→ **Problem**: Your task is to copy every record exactly.

→ **Available records**:
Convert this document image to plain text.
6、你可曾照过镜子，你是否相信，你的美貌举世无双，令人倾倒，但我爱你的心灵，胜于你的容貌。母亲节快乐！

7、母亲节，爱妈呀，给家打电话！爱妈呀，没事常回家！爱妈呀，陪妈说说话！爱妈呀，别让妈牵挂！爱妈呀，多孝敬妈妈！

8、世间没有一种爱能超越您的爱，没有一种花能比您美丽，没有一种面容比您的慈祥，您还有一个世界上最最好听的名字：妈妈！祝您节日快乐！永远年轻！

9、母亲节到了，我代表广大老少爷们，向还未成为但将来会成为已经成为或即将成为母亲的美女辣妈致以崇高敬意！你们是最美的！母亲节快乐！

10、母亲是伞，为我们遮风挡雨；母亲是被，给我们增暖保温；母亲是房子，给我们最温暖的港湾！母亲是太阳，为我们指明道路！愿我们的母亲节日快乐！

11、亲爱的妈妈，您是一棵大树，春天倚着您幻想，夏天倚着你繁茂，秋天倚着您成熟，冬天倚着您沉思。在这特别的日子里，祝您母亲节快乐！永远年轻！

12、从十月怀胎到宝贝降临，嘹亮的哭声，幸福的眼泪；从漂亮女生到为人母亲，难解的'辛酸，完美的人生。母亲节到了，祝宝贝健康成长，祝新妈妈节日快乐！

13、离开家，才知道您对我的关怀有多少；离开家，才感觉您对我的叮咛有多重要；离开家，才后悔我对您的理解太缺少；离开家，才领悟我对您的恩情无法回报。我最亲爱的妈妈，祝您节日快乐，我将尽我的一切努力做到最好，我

→ **Answer to this task**:
Convert this document image to plain text.
6、你可曾照过镜子，你是否相信，你的美貌举世无双，令人倾倒，但我爱你的心灵，胜于你的容貌。母亲节快乐！

7、母亲节，爱妈呀，给家打电话！爱妈呀，没事常回家！爱妈呀，陪妈说说话！爱妈呀，别让妈牵挂！爱妈呀，多孝敬妈妈！

8、世间没有一种爱能超越您的爱，没有一种花能比您美丽，没有一种面容比您的慈祥，您还有一个世界上最最好听的名字：妈妈！祝您节日快乐！永远年轻！

9、母亲节到了，我代表广大老少爷们，向还未成为但将来会成为已经成为或即将成为母亲的美女辣妈致以崇高敬意！你们是最美的！母亲节快乐！

10、母亲是伞，为我们遮风挡雨；母亲是被，给我们增暖保温；母亲是房子，给我们最温暖的港湾！母亲是太阳，为我们指明道路！愿我们的母亲节日快乐！

11、亲爱的妈妈，您是一棵大树，春天倚着您幻想，夏天倚着你繁茂，秋天倚着您成熟，冬天倚着您沉思。在这特别的日子里，祝您母亲节快乐！永远年轻！

12、从十月怀胎到宝贝降临，嘹亮的哭声，幸福的眼泪；从漂亮女生到为人母亲，难解的'辛酸，完美的人生。母亲节到了，祝宝贝健康成长，祝新妈妈节日快乐！

13、离开家，才知道您对我的关怀有多少；离开家，才感觉您对我的叮咛有多重要；离开家，才后悔我对您的理解太缺少；离开家，才领悟我对您的恩情无法回报。我最亲爱的妈妈，祝您节日快乐，我将尽我的一切努力做到最好，我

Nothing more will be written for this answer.